Data excerpts
┄┄┄┄┄┄

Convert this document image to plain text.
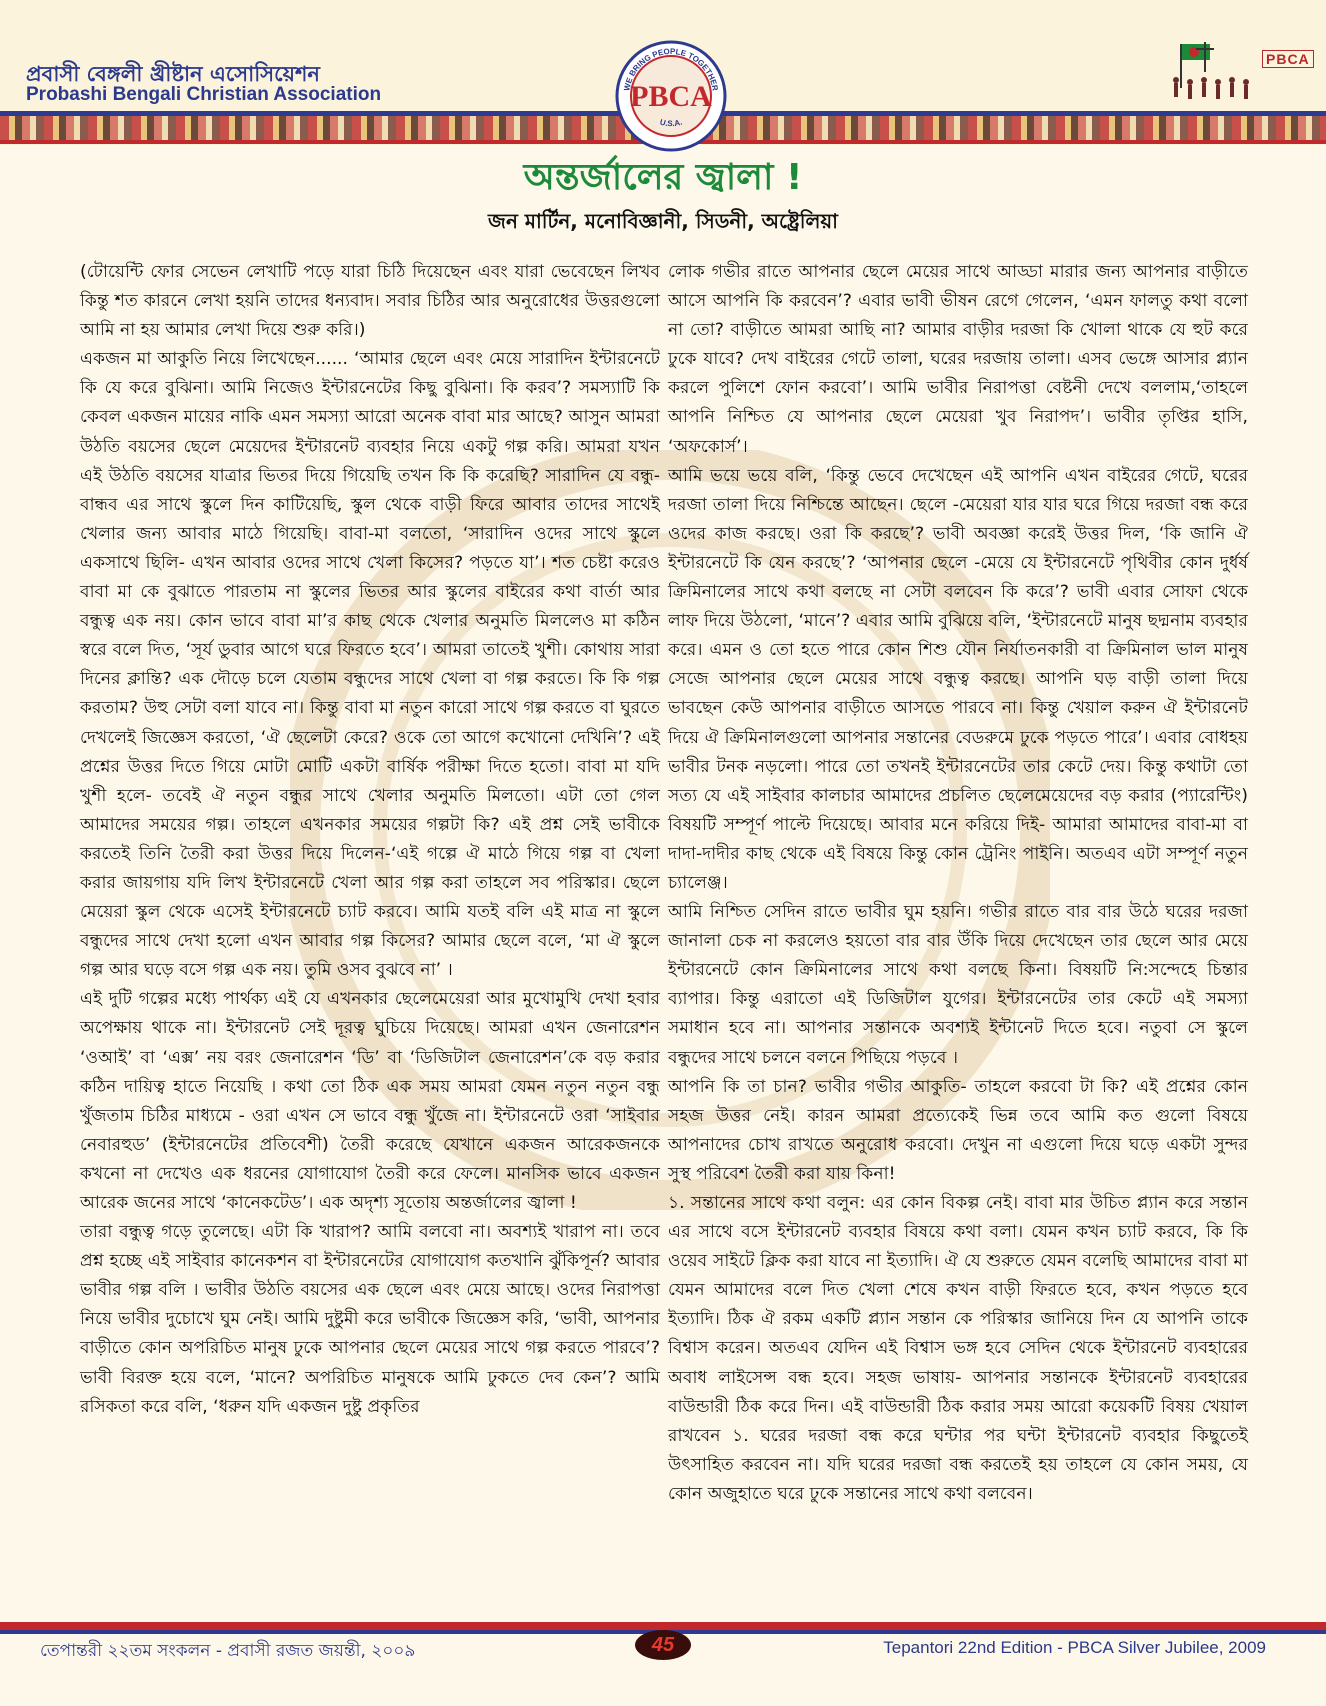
প্রবাসী বেঙ্গলী খ্রীষ্টান এসোসিয়েশন
Probashi Bengali Christian Association	WE BRING PEOPLE TOGETHER
PBCA
U.S.A.
PBCA
অন্তর্জালের জ্বালা !
জন মার্টিন, মনোবিজ্ঞানী, সিডনী, অষ্ট্রেলিয়া

(টোয়েন্টি ফোর সেভেন লেখাটি পড়ে যারা চিঠি দিয়েছেন এবং যারা ভেবেছেন লিখব কিন্তু শত কারনে লেখা হয়নি তাদের ধন্যবাদ। সবার চিঠির আর অনুরোধের উত্তরগুলো আমি না হয় আমার লেখা দিয়ে শুরু করি।)

একজন মা আকুতি নিয়ে লিখেছেন...... ‘আমার ছেলে এবং মেয়ে সারাদিন ইন্টারনেটে কি যে করে বুঝিনা। আমি নিজেও ইন্টারনেটের কিছু বুঝিনা। কি করব’? সমস্যাটি কি কেবল একজন মায়ের নাকি এমন সমস্যা আরো অনেক বাবা মার আছে? আসুন আমরা উঠতি বয়সের ছেলে মেয়েদের ইন্টারনেট ব্যবহার নিয়ে একটু গল্প করি। আমরা যখন এই উঠতি বয়সের যাত্রার ভিতর দিয়ে গিয়েছি তখন কি কি করেছি? সারাদিন যে বন্ধু-বান্ধব এর সাথে স্কুলে দিন কাটিয়েছি, স্কুল থেকে বাড়ী ফিরে আবার তাদের সাথেই খেলার জন্য আবার মাঠে গিয়েছি। বাবা-মা বলতো, ‘সারাদিন ওদের সাথে স্কুলে একসাথে ছিলি- এখন আবার ওদের সাথে খেলা কিসের? পড়তে যা’। শত চেষ্টা করেও বাবা মা কে বুঝাতে পারতাম না স্কুলের ভিতর আর স্কুলের বাইরের কথা বার্তা আর বন্ধুত্ব এক নয়। কোন ভাবে বাবা মা’র কাছ থেকে খেলার অনুমতি মিললেও মা কঠিন স্বরে বলে দিত, ‘সূর্য ডুবার আগে ঘরে ফিরতে হবে’। আমরা তাতেই খুশী। কোথায় সারা দিনের ক্লান্তি? এক দৌড়ে চলে যেতাম বন্ধুদের সাথে খেলা বা গল্প করতে। কি কি গল্প করতাম? উহু সেটা বলা যাবে না। কিন্তু বাবা মা নতুন কারো সাথে গল্প করতে বা ঘুরতে দেখলেই জিজ্ঞেস করতো, ‘ঐ ছেলেটা কেরে? ওকে তো আগে কখোনো দেখিনি’? এই প্রশ্নের উত্তর দিতে গিয়ে মোটা মোটি একটা বার্ষিক পরীক্ষা দিতে হতো। বাবা মা যদি খুশী হলে- তবেই ঐ নতুন বন্ধুর সাথে খেলার অনুমতি মিলতো। এটা তো গেল আমাদের সময়ের গল্প। তাহলে এখনকার সময়ের গল্পটা কি? এই প্রশ্ন সেই ভাবীকে করতেই তিনি তৈরী করা উত্তর দিয়ে দিলেন-‘এই গল্পে ঐ মাঠে গিয়ে গল্প বা খেলা করার জায়গায় যদি লিখ ইন্টারনেটে খেলা আর গল্প করা তাহলে সব পরিস্কার। ছেলে মেয়েরা স্কুল থেকে এসেই ইন্টারনেটে চ্যাট করবে। আমি যতই বলি এই মাত্র না স্কুলে বন্ধুদের সাথে দেখা হলো এখন আবার গল্প কিসের? আমার ছেলে বলে, ‘মা ঐ স্কুলে গল্প আর ঘড়ে বসে গল্প এক নয়। তুমি ওসব বুঝবে না’ ।

এই দুটি গল্পের মধ্যে পার্থক্য এই যে এখনকার ছেলেমেয়েরা আর মুখোমুখি দেখা হবার অপেক্ষায় থাকে না। ইন্টারনেট সেই দূরত্ব ঘুচিয়ে দিয়েছে। আমরা এখন জেনারেশন ‘ওআই’ বা ‘এক্স’ নয় বরং জেনারেশন ‘ডি’ বা ‘ডিজিটাল জেনারেশন’কে বড় করার কঠিন দায়িত্ব হাতে নিয়েছি । কথা তো ঠিক এক সময় আমরা যেমন নতুন নতুন বন্ধু খুঁজতাম চিঠির মাধ্যমে - ওরা এখন সে ভাবে বন্ধু খুঁজে না। ইন্টারনেটে ওরা ‘সাইবার নেবারহুড’ (ইন্টারনেটের প্রতিবেশী) তৈরী করেছে যেখানে একজন আরেকজনকে কখনো না দেখেও এক ধরনের যোগাযোগ তৈরী করে ফেলে। মানসিক ভাবে একজন আরেক জনের সাথে ‘কানেকটেড’। এক অদৃশ্য সূতোয় অন্তর্জালের জ্বালা !

তারা বন্ধুত্ব গড়ে তুলেছে। এটা কি খারাপ? আমি বলবো না। অবশ্যই খারাপ না। তবে প্রশ্ন হচ্ছে এই সাইবার কানেকশন বা ইন্টারনেটের যোগাযোগ কতখানি ঝুঁকিপূর্ন? আবার ভাবীর গল্প বলি । ভাবীর উঠতি বয়সের এক ছেলে এবং মেয়ে আছে। ওদের নিরাপত্তা নিয়ে ভাবীর দুচোখে ঘুম নেই। আমি দুষ্টুমী করে ভাবীকে জিজ্ঞেস করি, ‘ভাবী, আপনার বাড়ীতে কোন অপরিচিত মানুষ ঢুকে আপনার ছেলে মেয়ের সাথে গল্প করতে পারবে’? ভাবী বিরক্ত হয়ে বলে, ‘মানে? অপরিচিত মানুষকে আমি ঢুকতে দেব কেন’? আমি রসিকতা করে বলি, ‘ধরুন যদি একজন দুষ্টু প্রকৃতির

লোক গভীর রাতে আপনার ছেলে মেয়ের সাথে আড্ডা মারার জন্য আপনার বাড়ীতে আসে আপনি কি করবেন’? এবার ভাবী ভীষন রেগে গেলেন, ‘এমন ফালতু কথা বলো না তো? বাড়ীতে আমরা আছি না? আমার বাড়ীর দরজা কি খোলা থাকে যে হুট করে ঢুকে যাবে? দেখ বাইরের গেটে তালা, ঘরের দরজায় তালা। এসব ভেঙ্গে আসার প্ল্যান করলে পুলিশে ফোন করবো’। আমি ভাবীর নিরাপত্তা বেষ্টনী দেখে বললাম,‘তাহলে আপনি নিশ্চিত যে আপনার ছেলে মেয়েরা খুব নিরাপদ’। ভাবীর তৃপ্তির হাসি, ‘অফকোর্স’।

আমি ভয়ে ভয়ে বলি, ‘কিন্তু ভেবে দেখেছেন এই আপনি এখন বাইরের গেটে, ঘরের দরজা তালা দিয়ে নিশ্চিন্তে আছেন। ছেলে -মেয়েরা যার যার ঘরে গিয়ে দরজা বন্ধ করে ওদের কাজ করছে। ওরা কি করছে’? ভাবী অবজ্ঞা করেই উত্তর দিল, ‘কি জানি ঐ ইন্টারনেটে কি যেন করছে’? ‘আপনার ছেলে -মেয়ে যে ইন্টারনেটে পৃথিবীর কোন দুর্ধর্ষ ক্রিমিনালের সাথে কথা বলছে না সেটা বলবেন কি করে’? ভাবী এবার সোফা থেকে লাফ দিয়ে উঠলো, ‘মানে’? এবার আমি বুঝিয়ে বলি, ‘ইন্টারনেটে মানুষ ছদ্মনাম ব্যবহার করে। এমন ও তো হতে পারে কোন শিশু যৌন নির্যাতনকারী বা ক্রিমিনাল ভাল মানুষ সেজে আপনার ছেলে মেয়ের সাথে বন্ধুত্ব করছে। আপনি ঘড় বাড়ী তালা দিয়ে ভাবছেন কেউ আপনার বাড়ীতে আসতে পারবে না। কিন্তু খেয়াল করুন ঐ ইন্টারনেট দিয়ে ঐ ক্রিমিনালগুলো আপনার সন্তানের বেডরুমে ঢুকে পড়তে পারে’। এবার বোধহয় ভাবীর টনক নড়লো। পারে তো তখনই ইন্টারনেটের তার কেটে দেয়। কিন্তু কথাটা তো সত্য যে এই সাইবার কালচার আমাদের প্রচলিত ছেলেমেয়েদের বড় করার (প্যারেন্টিং) বিষয়টি সম্পূর্ণ পাল্টে দিয়েছে। আবার মনে করিয়ে দিই- আমারা আমাদের বাবা-মা বা দাদা-দাদীর কাছ থেকে এই বিষয়ে কিন্তু কোন ট্রেনিং পাইনি। অতএব এটা সম্পূর্ণ নতুন চ্যালেঞ্জ।

আমি নিশ্চিত সেদিন রাতে ভাবীর ঘুম হয়নি। গভীর রাতে বার বার উঠে ঘরের দরজা জানালা চেক না করলেও হয়তো বার বার উঁকি দিয়ে দেখেছেন তার ছেলে আর মেয়ে ইন্টারনেটে কোন ক্রিমিনালের সাথে কথা বলছে কিনা। বিষয়টি নি:সন্দেহে চিন্তার ব্যাপার। কিন্তু এরাতো এই ডিজিটাল যুগের। ইন্টারনেটের তার কেটে এই সমস্যা সমাধান হবে না। আপনার সন্তানকে অবশ্যই ইন্টানেট দিতে হবে। নতুবা সে স্কুলে বন্ধুদের সাথে চলনে বলনে পিছিয়ে পড়বে ।

আপনি কি তা চান? ভাবীর গভীর আকুতি- তাহলে করবো টা কি? এই প্রশ্নের কোন সহজ উত্তর নেই। কারন আমরা প্রত্যেকেই ভিন্ন তবে আমি কত গুলো বিষয়ে আপনাদের চোখ রাখতে অনুরোধ করবো। দেখুন না এগুলো দিয়ে ঘড়ে একটা সুন্দর সুস্থ পরিবেশ তৈরী করা যায় কিনা!

১. সন্তানের সাথে কথা বলুন: এর কোন বিকল্প নেই। বাবা মার উচিত প্ল্যান করে সন্তান এর সাথে বসে ইন্টারনেট ব্যবহার বিষয়ে কথা বলা। যেমন কখন চ্যাট করবে, কি কি ওয়েব সাইটে ক্লিক করা যাবে না ইত্যাদি। ঐ যে শুরুতে যেমন বলেছি আমাদের বাবা মা যেমন আমাদের বলে দিত খেলা শেষে কখন বাড়ী ফিরতে হবে, কখন পড়তে হবে ইত্যাদি। ঠিক ঐ রকম একটি প্ল্যান সন্তান কে পরিস্কার জানিয়ে দিন যে আপনি তাকে বিশ্বাস করেন। অতএব যেদিন এই বিশ্বাস ভঙ্গ হবে সেদিন থেকে ইন্টারনেট ব্যবহারের অবাধ লাইসেন্স বন্ধ হবে। সহজ ভাষায়- আপনার সন্তানকে ইন্টারনেট ব্যবহারের বাউন্ডারী ঠিক করে দিন। এই বাউন্ডারী ঠিক করার সময় আরো কয়েকটি বিষয় খেয়াল রাখবেন ১. ঘরের দরজা বন্ধ করে ঘন্টার পর ঘন্টা ইন্টারনেট ব্যবহার কিছুতেই উৎসাহিত করবেন না। যদি ঘরের দরজা বন্ধ করতেই হয় তাহলে যে কোন সময়, যে কোন অজুহাতে ঘরে ঢুকে সন্তানের সাথে কথা বলবেন।

তেপান্তরী ২২তম সংকলন - প্রবাসী রজত জয়ন্তী, ২০০৯	45	Tepantori 22nd Edition - PBCA Silver Jubilee, 2009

┄┄┄┄┄┄

- **REQUIREMENTS**
In the listing, find every line containing the word "অতএব" and list it.

- **ANSWER FOR THE TASK**
আমি ভয়ে ভয়ে বলি, ‘কিন্তু ভেবে দেখেছেন এই আপনি এখন বাইরের গেটে, ঘরের দরজা তালা দিয়ে নিশ্চিন্তে আছেন। ছেলে -মেয়েরা যার যার ঘরে গিয়ে দরজা বন্ধ করে ওদের কাজ করছে। ওরা কি করছে’? ভাবী অবজ্ঞা করেই উত্তর দিল, ‘কি জানি ঐ ইন্টারনেটে কি যেন করছে’? ‘আপনার ছেলে -মেয়ে যে ইন্টারনেটে পৃথিবীর কোন দুর্ধর্ষ ক্রিমিনালের সাথে কথা বলছে না সেটা বলবেন কি করে’? ভাবী এবার সোফা থেকে লাফ দিয়ে উঠলো, ‘মানে’? এবার আমি বুঝিয়ে বলি, ‘ইন্টারনেটে মানুষ ছদ্মনাম ব্যবহার করে। এমন ও তো হতে পারে কোন শিশু যৌন নির্যাতনকারী বা ক্রিমিনাল ভাল মানুষ সেজে আপনার ছেলে মেয়ের সাথে বন্ধুত্ব করছে। আপনি ঘড় বাড়ী তালা দিয়ে ভাবছেন কেউ আপনার বাড়ীতে আসতে পারবে না। কিন্তু খেয়াল করুন ঐ ইন্টারনেট দিয়ে ঐ ক্রিমিনালগুলো আপনার সন্তানের বেডরুমে ঢুকে পড়তে পারে’। এবার বোধহয় ভাবীর টনক নড়লো। পারে তো তখনই ইন্টারনেটের তার কেটে দেয়। কিন্তু কথাটা তো সত্য যে এই সাইবার কালচার আমাদের প্রচলিত ছেলেমেয়েদের বড় করার (প্যারেন্টিং) বিষয়টি সম্পূর্ণ পাল্টে দিয়েছে। আবার মনে করিয়ে দিই- আমারা আমাদের বাবা-মা বা দাদা-দাদীর কাছ থেকে এই বিষয়ে কিন্তু কোন ট্রেনিং পাইনি। অতএব এটা সম্পূর্ণ নতুন চ্যালেঞ্জ।
১. সন্তানের সাথে কথা বলুন: এর কোন বিকল্প নেই। বাবা মার উচিত প্ল্যান করে সন্তান এর সাথে বসে ইন্টারনেট ব্যবহার বিষয়ে কথা বলা। যেমন কখন চ্যাট করবে, কি কি ওয়েব সাইটে ক্লিক করা যাবে না ইত্যাদি। ঐ যে শুরুতে যেমন বলেছি আমাদের বাবা মা যেমন আমাদের বলে দিত খেলা শেষে কখন বাড়ী ফিরতে হবে, কখন পড়তে হবে ইত্যাদি। ঠিক ঐ রকম একটি প্ল্যান সন্তান কে পরিস্কার জানিয়ে দিন যে আপনি তাকে বিশ্বাস করেন। অতএব যেদিন এই বিশ্বাস ভঙ্গ হবে সেদিন থেকে ইন্টারনেট ব্যবহারের অবাধ লাইসেন্স বন্ধ হবে। সহজ ভাষায়- আপনার সন্তানকে ইন্টারনেট ব্যবহারের বাউন্ডারী ঠিক করে দিন। এই বাউন্ডারী ঠিক করার সময় আরো কয়েকটি বিষয় খেয়াল রাখবেন ১. ঘরের দরজা বন্ধ করে ঘন্টার পর ঘন্টা ইন্টারনেট ব্যবহার কিছুতেই উৎসাহিত করবেন না। যদি ঘরের দরজা বন্ধ করতেই হয় তাহলে যে কোন সময়, যে কোন অজুহাতে ঘরে ঢুকে সন্তানের সাথে কথা বলবেন।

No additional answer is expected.